Short exercise>
Set down the whole listing verbatim.

Data to process>
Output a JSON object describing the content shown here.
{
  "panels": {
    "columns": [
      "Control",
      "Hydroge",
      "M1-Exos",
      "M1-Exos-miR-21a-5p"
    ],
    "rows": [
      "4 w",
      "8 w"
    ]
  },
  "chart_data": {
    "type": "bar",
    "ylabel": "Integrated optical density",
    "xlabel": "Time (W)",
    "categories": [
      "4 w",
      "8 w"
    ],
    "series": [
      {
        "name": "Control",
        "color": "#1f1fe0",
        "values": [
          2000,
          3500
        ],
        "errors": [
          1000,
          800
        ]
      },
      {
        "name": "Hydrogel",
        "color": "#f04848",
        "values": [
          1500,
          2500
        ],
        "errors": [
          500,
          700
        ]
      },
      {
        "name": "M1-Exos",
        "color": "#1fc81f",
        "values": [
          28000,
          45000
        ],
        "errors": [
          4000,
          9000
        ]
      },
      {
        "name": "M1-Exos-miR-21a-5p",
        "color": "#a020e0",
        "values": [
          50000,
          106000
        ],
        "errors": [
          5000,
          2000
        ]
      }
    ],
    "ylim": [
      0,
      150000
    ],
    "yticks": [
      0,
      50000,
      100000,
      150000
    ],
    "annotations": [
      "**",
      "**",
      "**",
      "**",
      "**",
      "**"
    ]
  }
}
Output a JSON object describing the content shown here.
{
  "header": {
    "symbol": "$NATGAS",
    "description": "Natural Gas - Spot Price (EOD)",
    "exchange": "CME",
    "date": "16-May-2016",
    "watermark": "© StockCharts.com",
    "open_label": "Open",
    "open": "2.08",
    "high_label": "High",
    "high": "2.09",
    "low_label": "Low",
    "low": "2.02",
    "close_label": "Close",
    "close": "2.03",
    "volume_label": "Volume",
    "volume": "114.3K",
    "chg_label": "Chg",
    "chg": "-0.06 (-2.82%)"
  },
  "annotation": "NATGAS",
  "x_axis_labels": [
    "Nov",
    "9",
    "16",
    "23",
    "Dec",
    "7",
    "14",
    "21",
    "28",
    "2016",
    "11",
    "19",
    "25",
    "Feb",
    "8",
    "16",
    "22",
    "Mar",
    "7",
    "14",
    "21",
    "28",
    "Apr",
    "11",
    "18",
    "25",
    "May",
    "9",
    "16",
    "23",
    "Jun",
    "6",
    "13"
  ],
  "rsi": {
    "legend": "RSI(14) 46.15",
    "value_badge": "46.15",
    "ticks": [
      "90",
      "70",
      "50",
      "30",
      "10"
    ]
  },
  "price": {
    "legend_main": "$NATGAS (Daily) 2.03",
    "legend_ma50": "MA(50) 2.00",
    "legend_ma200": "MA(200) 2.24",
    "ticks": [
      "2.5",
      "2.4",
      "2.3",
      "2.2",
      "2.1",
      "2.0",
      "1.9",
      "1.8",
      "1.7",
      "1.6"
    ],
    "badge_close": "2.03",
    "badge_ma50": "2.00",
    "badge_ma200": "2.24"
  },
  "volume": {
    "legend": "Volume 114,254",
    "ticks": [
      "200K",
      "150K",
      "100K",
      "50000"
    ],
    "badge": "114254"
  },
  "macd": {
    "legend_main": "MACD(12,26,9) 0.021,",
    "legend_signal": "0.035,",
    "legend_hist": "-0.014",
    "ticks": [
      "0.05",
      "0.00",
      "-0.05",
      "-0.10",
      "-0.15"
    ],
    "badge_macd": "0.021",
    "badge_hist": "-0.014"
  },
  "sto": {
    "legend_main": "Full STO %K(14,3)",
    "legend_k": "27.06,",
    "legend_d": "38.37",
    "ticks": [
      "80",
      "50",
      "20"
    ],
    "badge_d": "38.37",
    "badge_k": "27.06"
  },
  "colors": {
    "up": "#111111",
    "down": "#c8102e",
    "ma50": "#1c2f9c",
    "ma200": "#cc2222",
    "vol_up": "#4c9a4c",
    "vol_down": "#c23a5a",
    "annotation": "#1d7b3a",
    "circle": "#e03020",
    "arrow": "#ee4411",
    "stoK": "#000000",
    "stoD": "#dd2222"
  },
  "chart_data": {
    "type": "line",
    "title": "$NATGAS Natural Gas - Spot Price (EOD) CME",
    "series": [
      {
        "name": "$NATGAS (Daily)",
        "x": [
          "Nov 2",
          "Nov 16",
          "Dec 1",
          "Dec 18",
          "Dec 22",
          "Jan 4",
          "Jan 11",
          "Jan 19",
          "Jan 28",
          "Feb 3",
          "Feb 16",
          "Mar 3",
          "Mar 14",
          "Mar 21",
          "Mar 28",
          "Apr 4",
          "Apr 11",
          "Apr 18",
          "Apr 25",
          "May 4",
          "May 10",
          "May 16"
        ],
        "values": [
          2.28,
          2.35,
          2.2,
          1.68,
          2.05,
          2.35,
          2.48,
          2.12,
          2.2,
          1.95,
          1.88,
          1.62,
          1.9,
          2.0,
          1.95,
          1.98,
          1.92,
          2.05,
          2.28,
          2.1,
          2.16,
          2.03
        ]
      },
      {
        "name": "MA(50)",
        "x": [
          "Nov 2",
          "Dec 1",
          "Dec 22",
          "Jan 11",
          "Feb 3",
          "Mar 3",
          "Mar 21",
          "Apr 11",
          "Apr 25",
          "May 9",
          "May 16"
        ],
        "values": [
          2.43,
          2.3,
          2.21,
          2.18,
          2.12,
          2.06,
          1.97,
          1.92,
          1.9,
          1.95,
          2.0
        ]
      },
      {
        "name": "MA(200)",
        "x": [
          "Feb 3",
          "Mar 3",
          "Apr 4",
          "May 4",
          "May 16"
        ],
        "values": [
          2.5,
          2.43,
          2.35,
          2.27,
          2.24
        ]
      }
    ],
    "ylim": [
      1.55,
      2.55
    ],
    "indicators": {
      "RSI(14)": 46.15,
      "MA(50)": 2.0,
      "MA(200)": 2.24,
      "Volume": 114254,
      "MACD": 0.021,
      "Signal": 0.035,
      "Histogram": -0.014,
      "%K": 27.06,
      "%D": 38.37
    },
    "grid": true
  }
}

Full solution>
Output a JSON object describing the content shown here.
{
  "panels": {
    "columns": [
      "Control",
      "Hydroge",
      "M1-Exos",
      "M1-Exos-miR-21a-5p"
    ],
    "rows": [
      "4 w",
      "8 w"
    ]
  },
  "chart_data": {
    "type": "bar",
    "ylabel": "Integrated optical density",
    "xlabel": "Time (W)",
    "categories": [
      "4 w",
      "8 w"
    ],
    "series": [
      {
        "name": "Control",
        "color": "#1f1fe0",
        "values": [
          2000,
          3500
        ],
        "errors": [
          1000,
          800
        ]
      },
      {
        "name": "Hydrogel",
        "color": "#f04848",
        "values": [
          1500,
          2500
        ],
        "errors": [
          500,
          700
        ]
      },
      {
        "name": "M1-Exos",
        "color": "#1fc81f",
        "values": [
          28000,
          45000
        ],
        "errors": [
          4000,
          9000
        ]
      },
      {
        "name": "M1-Exos-miR-21a-5p",
        "color": "#a020e0",
        "values": [
          50000,
          106000
        ],
        "errors": [
          5000,
          2000
        ]
      }
    ],
    "ylim": [
      0,
      150000
    ],
    "yticks": [
      0,
      50000,
      100000,
      150000
    ],
    "annotations": [
      "**",
      "**",
      "**",
      "**",
      "**",
      "**"
    ]
  }
}
Output a JSON object describing the content shown here.
{
  "header": {
    "symbol": "$NATGAS",
    "description": "Natural Gas - Spot Price (EOD)",
    "exchange": "CME",
    "date": "16-May-2016",
    "watermark": "© StockCharts.com",
    "open_label": "Open",
    "open": "2.08",
    "high_label": "High",
    "high": "2.09",
    "low_label": "Low",
    "low": "2.02",
    "close_label": "Close",
    "close": "2.03",
    "volume_label": "Volume",
    "volume": "114.3K",
    "chg_label": "Chg",
    "chg": "-0.06 (-2.82%)"
  },
  "annotation": "NATGAS",
  "x_axis_labels": [
    "Nov",
    "9",
    "16",
    "23",
    "Dec",
    "7",
    "14",
    "21",
    "28",
    "2016",
    "11",
    "19",
    "25",
    "Feb",
    "8",
    "16",
    "22",
    "Mar",
    "7",
    "14",
    "21",
    "28",
    "Apr",
    "11",
    "18",
    "25",
    "May",
    "9",
    "16",
    "23",
    "Jun",
    "6",
    "13"
  ],
  "rsi": {
    "legend": "RSI(14) 46.15",
    "value_badge": "46.15",
    "ticks": [
      "90",
      "70",
      "50",
      "30",
      "10"
    ]
  },
  "price": {
    "legend_main": "$NATGAS (Daily) 2.03",
    "legend_ma50": "MA(50) 2.00",
    "legend_ma200": "MA(200) 2.24",
    "ticks": [
      "2.5",
      "2.4",
      "2.3",
      "2.2",
      "2.1",
      "2.0",
      "1.9",
      "1.8",
      "1.7",
      "1.6"
    ],
    "badge_close": "2.03",
    "badge_ma50": "2.00",
    "badge_ma200": "2.24"
  },
  "volume": {
    "legend": "Volume 114,254",
    "ticks": [
      "200K",
      "150K",
      "100K",
      "50000"
    ],
    "badge": "114254"
  },
  "macd": {
    "legend_main": "MACD(12,26,9) 0.021,",
    "legend_signal": "0.035,",
    "legend_hist": "-0.014",
    "ticks": [
      "0.05",
      "0.00",
      "-0.05",
      "-0.10",
      "-0.15"
    ],
    "badge_macd": "0.021",
    "badge_hist": "-0.014"
  },
  "sto": {
    "legend_main": "Full STO %K(14,3)",
    "legend_k": "27.06,",
    "legend_d": "38.37",
    "ticks": [
      "80",
      "50",
      "20"
    ],
    "badge_d": "38.37",
    "badge_k": "27.06"
  },
  "colors": {
    "up": "#111111",
    "down": "#c8102e",
    "ma50": "#1c2f9c",
    "ma200": "#cc2222",
    "vol_up": "#4c9a4c",
    "vol_down": "#c23a5a",
    "annotation": "#1d7b3a",
    "circle": "#e03020",
    "arrow": "#ee4411",
    "stoK": "#000000",
    "stoD": "#dd2222"
  },
  "chart_data": {
    "type": "line",
    "title": "$NATGAS Natural Gas - Spot Price (EOD) CME",
    "series": [
      {
        "name": "$NATGAS (Daily)",
        "x": [
          "Nov 2",
          "Nov 16",
          "Dec 1",
          "Dec 18",
          "Dec 22",
          "Jan 4",
          "Jan 11",
          "Jan 19",
          "Jan 28",
          "Feb 3",
          "Feb 16",
          "Mar 3",
          "Mar 14",
          "Mar 21",
          "Mar 28",
          "Apr 4",
          "Apr 11",
          "Apr 18",
          "Apr 25",
          "May 4",
          "May 10",
          "May 16"
        ],
        "values": [
          2.28,
          2.35,
          2.2,
          1.68,
          2.05,
          2.35,
          2.48,
          2.12,
          2.2,
          1.95,
          1.88,
          1.62,
          1.9,
          2.0,
          1.95,
          1.98,
          1.92,
          2.05,
          2.28,
          2.1,
          2.16,
          2.03
        ]
      },
      {
        "name": "MA(50)",
        "x": [
          "Nov 2",
          "Dec 1",
          "Dec 22",
          "Jan 11",
          "Feb 3",
          "Mar 3",
          "Mar 21",
          "Apr 11",
          "Apr 25",
          "May 9",
          "May 16"
        ],
        "values": [
          2.43,
          2.3,
          2.21,
          2.18,
          2.12,
          2.06,
          1.97,
          1.92,
          1.9,
          1.95,
          2.0
        ]
      },
      {
        "name": "MA(200)",
        "x": [
          "Feb 3",
          "Mar 3",
          "Apr 4",
          "May 4",
          "May 16"
        ],
        "values": [
          2.5,
          2.43,
          2.35,
          2.27,
          2.24
        ]
      }
    ],
    "ylim": [
      1.55,
      2.55
    ],
    "indicators": {
      "RSI(14)": 46.15,
      "MA(50)": 2.0,
      "MA(200)": 2.24,
      "Volume": 114254,
      "MACD": 0.021,
      "Signal": 0.035,
      "Histogram": -0.014,
      "%K": 27.06,
      "%D": 38.37
    },
    "grid": true
  }
}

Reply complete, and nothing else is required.